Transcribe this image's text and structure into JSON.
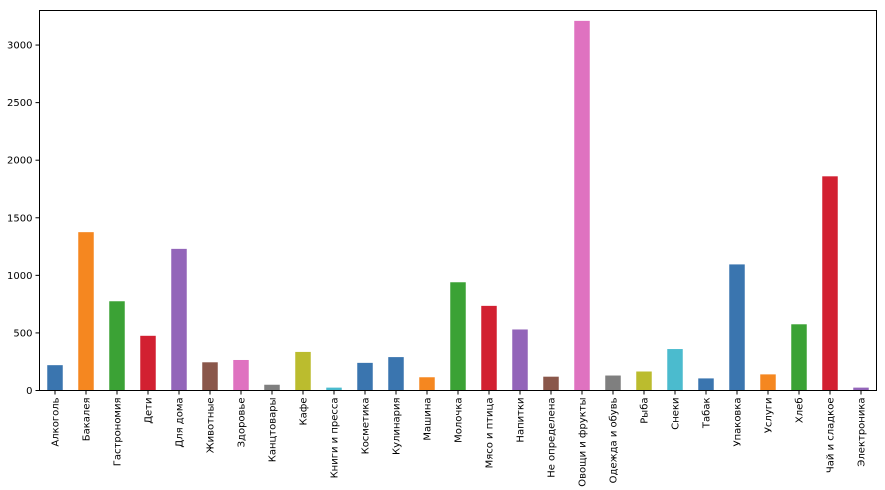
{
  "chart_data": {
    "type": "bar",
    "title": "",
    "xlabel": "",
    "ylabel": "",
    "ylim": [
      0,
      3300
    ],
    "yticks": [
      0,
      500,
      1000,
      1500,
      2000,
      2500,
      3000
    ],
    "grid": false,
    "legend": "none",
    "categories": [
      "Алкоголь",
      "Бакалея",
      "Гастрономия",
      "Дети",
      "Для дома",
      "Животные",
      "Здоровье",
      "Канцтовары",
      "Кафе",
      "Книги и пресса",
      "Косметика",
      "Кулинария",
      "Машина",
      "Молочка",
      "Мясо и птица",
      "Напитки",
      "Не определена",
      "Овощи и фрукты",
      "Одежда и обувь",
      "Рыба",
      "Снеки",
      "Табак",
      "Упаковка",
      "Услуги",
      "Хлеб",
      "Чай и сладкое",
      "Электроника"
    ],
    "values": [
      220,
      1375,
      775,
      475,
      1230,
      245,
      265,
      50,
      335,
      25,
      240,
      290,
      115,
      940,
      735,
      530,
      120,
      3210,
      130,
      165,
      360,
      105,
      1095,
      140,
      575,
      1860,
      25
    ],
    "colors": [
      "#3a75af",
      "#f58720",
      "#3ba235",
      "#d22031",
      "#9365b9",
      "#8a574a",
      "#df72c0",
      "#7f7f7f",
      "#bbbc2e",
      "#4bbbce",
      "#3a75af",
      "#3a75af",
      "#f58720",
      "#3ba235",
      "#d22031",
      "#9365b9",
      "#8a574a",
      "#df72c0",
      "#7f7f7f",
      "#bbbc2e",
      "#4bbbce",
      "#3a75af",
      "#3a75af",
      "#f58720",
      "#3ba235",
      "#d22031",
      "#9365b9"
    ]
  }
}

========

Exercise :: Repeat each entry exactly. Pictures do not belong in the copy.

Task result ::
Transcribe this image's text and structure into JSON.
{
  "chart_data": {
    "type": "bar",
    "title": "",
    "xlabel": "",
    "ylabel": "",
    "ylim": [
      0,
      3300
    ],
    "yticks": [
      0,
      500,
      1000,
      1500,
      2000,
      2500,
      3000
    ],
    "grid": false,
    "legend": "none",
    "categories": [
      "Алкоголь",
      "Бакалея",
      "Гастрономия",
      "Дети",
      "Для дома",
      "Животные",
      "Здоровье",
      "Канцтовары",
      "Кафе",
      "Книги и пресса",
      "Косметика",
      "Кулинария",
      "Машина",
      "Молочка",
      "Мясо и птица",
      "Напитки",
      "Не определена",
      "Овощи и фрукты",
      "Одежда и обувь",
      "Рыба",
      "Снеки",
      "Табак",
      "Упаковка",
      "Услуги",
      "Хлеб",
      "Чай и сладкое",
      "Электроника"
    ],
    "values": [
      220,
      1375,
      775,
      475,
      1230,
      245,
      265,
      50,
      335,
      25,
      240,
      290,
      115,
      940,
      735,
      530,
      120,
      3210,
      130,
      165,
      360,
      105,
      1095,
      140,
      575,
      1860,
      25
    ],
    "colors": [
      "#3a75af",
      "#f58720",
      "#3ba235",
      "#d22031",
      "#9365b9",
      "#8a574a",
      "#df72c0",
      "#7f7f7f",
      "#bbbc2e",
      "#4bbbce",
      "#3a75af",
      "#3a75af",
      "#f58720",
      "#3ba235",
      "#d22031",
      "#9365b9",
      "#8a574a",
      "#df72c0",
      "#7f7f7f",
      "#bbbc2e",
      "#4bbbce",
      "#3a75af",
      "#3a75af",
      "#f58720",
      "#3ba235",
      "#d22031",
      "#9365b9"
    ]
  }
}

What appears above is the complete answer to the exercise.